The film was planned for a release on 10 September 2021, during the festival Ganesh Chaturthi. However, Sunil Narang, the vice president of Telangana Film Chamber of Commerce (TFCC), requested the producers not to release on the date, as it may eventually affect the prospects of Love Story (2021), another film which scheduled for release theatrically on the same date, and was postponed later. However, the producers claimed that the decision was taken by the streaming platform's executives, and the producers do not have to interfere about the change of release. In an interview to The Indian Express, Nani spoke about the film's release that "An OTT is a great platform to watch different types of content. It also has a massive reach and has inspired a change in the preferences of the audience. However, I firmly believe that nothing can replace the big-screen entertainment."

=== Marketing ===
As a part of the promotional purposes, Tuck Jagadish Parichaya Vedika, a promotional pre-release event was planned by the film's team. Starting from 27 March 2021, the team planned four events across Andhra Pradesh and Telangana states. The first set of event was held at Rajahmundry, with the film's team being present at the event. However, due to restrictions imposed by government to curb COVID-19 spread, the team suspended the plans for three other promotional events, and held a formal press meet during the first week of April 2021. Another promotional event was held on 1 September 2021 at H. I. C. C. Novotel in Hyderabad, to release the film's trailer and songs. A virtual fan meet was held on 8 September 2021, prior to the film's release.

═══

> _Check your understanding_:
(1) Answer these questions from the film excerpt:
(a) On what date was the film first planned for release?
(b) In which city was the first promotional event held?
(c) At what venue was the film's trailer released?
(2) Write the next part of the film excerpt, starting after its last sentence.
The data that comes after the film excerpt is separate material.

> _Listed records_:
═══

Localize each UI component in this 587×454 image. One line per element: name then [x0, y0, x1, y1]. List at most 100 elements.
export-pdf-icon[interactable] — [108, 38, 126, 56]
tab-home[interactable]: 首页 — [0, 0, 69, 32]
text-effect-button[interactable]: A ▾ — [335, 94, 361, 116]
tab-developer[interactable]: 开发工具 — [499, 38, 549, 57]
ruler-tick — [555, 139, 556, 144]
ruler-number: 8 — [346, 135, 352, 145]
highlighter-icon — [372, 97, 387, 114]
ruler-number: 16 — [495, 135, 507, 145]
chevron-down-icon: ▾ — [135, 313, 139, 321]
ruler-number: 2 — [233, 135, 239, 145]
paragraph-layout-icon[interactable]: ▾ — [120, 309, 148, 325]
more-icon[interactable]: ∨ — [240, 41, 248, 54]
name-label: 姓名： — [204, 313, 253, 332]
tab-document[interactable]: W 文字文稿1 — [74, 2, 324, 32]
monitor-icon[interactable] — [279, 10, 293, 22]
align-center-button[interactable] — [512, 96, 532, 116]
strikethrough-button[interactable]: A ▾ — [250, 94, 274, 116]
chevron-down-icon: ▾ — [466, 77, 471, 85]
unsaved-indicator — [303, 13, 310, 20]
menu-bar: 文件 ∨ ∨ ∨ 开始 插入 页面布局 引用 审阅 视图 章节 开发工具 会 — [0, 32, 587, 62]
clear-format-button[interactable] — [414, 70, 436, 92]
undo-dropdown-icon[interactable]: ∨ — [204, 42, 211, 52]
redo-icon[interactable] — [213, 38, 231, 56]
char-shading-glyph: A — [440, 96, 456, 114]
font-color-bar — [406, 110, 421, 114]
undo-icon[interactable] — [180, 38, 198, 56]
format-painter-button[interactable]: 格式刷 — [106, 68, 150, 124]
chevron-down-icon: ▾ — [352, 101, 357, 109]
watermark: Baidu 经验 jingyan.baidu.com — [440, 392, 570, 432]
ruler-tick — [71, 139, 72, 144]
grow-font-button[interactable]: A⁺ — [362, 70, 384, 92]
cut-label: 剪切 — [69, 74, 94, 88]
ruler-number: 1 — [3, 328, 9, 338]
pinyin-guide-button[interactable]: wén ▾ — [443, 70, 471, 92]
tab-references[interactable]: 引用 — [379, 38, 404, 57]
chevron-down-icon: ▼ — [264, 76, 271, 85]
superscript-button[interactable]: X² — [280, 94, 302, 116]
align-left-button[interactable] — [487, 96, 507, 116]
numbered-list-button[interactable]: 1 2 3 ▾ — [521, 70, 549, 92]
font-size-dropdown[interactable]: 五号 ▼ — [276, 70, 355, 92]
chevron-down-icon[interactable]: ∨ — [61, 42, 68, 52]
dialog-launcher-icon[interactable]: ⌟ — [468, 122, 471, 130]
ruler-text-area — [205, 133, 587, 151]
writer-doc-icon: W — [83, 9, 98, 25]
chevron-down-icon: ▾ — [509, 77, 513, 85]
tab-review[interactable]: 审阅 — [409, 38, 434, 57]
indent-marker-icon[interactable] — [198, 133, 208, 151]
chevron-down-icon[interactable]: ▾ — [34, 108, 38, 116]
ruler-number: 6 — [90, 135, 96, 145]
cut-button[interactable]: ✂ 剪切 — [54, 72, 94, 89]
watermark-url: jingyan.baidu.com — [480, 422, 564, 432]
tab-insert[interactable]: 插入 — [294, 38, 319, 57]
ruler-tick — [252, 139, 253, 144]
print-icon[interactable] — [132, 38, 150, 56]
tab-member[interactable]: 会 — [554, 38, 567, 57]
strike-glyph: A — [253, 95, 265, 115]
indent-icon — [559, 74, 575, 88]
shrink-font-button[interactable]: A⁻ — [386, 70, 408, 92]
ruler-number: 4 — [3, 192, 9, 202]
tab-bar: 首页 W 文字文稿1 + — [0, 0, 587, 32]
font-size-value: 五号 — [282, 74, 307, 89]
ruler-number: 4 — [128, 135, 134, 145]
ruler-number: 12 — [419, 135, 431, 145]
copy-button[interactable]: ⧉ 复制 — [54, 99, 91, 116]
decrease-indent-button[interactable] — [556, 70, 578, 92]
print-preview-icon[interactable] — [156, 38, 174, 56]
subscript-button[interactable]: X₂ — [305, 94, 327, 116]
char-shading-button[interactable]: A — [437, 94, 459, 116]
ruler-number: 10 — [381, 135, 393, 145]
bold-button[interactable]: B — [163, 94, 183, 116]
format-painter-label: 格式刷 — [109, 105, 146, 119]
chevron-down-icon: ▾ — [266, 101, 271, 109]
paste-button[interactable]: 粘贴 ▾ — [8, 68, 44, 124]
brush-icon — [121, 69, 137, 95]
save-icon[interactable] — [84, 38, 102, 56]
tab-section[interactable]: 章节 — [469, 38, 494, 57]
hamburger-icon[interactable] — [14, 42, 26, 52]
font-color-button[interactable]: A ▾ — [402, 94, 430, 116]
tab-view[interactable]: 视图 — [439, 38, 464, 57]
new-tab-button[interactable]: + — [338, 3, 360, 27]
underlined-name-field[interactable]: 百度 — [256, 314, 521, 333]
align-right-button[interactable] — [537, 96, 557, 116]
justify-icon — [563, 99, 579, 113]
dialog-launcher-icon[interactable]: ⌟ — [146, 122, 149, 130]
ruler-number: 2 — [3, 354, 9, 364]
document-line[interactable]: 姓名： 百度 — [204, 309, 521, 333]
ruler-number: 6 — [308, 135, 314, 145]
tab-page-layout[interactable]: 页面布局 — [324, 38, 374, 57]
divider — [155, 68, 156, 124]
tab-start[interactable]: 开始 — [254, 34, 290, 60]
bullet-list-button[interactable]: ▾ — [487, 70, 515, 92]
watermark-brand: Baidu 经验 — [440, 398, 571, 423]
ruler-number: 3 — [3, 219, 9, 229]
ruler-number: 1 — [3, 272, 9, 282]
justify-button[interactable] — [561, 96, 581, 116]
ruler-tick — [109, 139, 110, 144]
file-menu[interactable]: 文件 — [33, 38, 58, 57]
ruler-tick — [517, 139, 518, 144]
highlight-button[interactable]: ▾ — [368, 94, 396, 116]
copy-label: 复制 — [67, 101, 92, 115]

═══

> _Solved tasks_:
(1)
(a) 10 September 2021
(b) Rajahmundry
(c) H. I. C. C. Novotel in Hyderabad

(2)
== Reception ==
Tuck Jagadish received mixed reviews from the critics. Writing for The Hindu, Sangeetha Devi Dundoo called Tuck Jagadish a familiar family drama with a predictable storyline. She appreciated the emotional scenes between the characters and stated: "The later part of the story, though predictable and long-drawn, work partly because of the earnestness with which Nani, Aishwarya Rajesh and Jagapati Babu shoulder it. Ritu Varma is charming and effective." Manoj Kumar R of The Indian Express said that the film was "old wine in a new bottle," criticizing the poor writing by Nirvana. "He seems to have borrowed, rehashed and refurbished ideas and the philosophy of all hit melodramatic films that he has ever watched without any value addition," he added. Hindustan Times critic Haricharan Pudipeddi also felt the same, and wrote: "The emotional family drama moments are tiring to sit through, and the film is stuck in the 1980s, story-wise, but luckily the action choreography and performances make up for the boring plot."

Murali Krishna CH of Cinema Express stated: "Tuck Jagadish is a mixed bag of emotions that depicts family conflict, sibling rivalry and heartbreak." Contrary to other critics, Krishna opined that the pacing was aptly suited to the film, given its "delicate, emotional tale that evokes the complexity of its premise." India Today editor Janani K concluded her review by stating: "Tuck Jagadish is an emotional family drama that stresses the importance of human relationships. Had the screenplay had some refreshing sequences, the film would have had more impact."

The Quint gave a rating of 3 out of 5 and opined that the film just stops short of being fully 'mass'. They further cited it as "pleasant yet familiar good vs evil story". Balakrishna Ganeshan of The News Minute opined that the title had little relevance to the plot and suggested Naidu gari Kutumbam instead. Ganesan also explored the politics of the film and wrote: "Tollywood films have always looked at village life from the perspective of Gandhi, or to be more precise, from an upper caste perspective that romanticises it. Villages are a cesspool of casteism. Defying caste codes will result in violence of various degrees."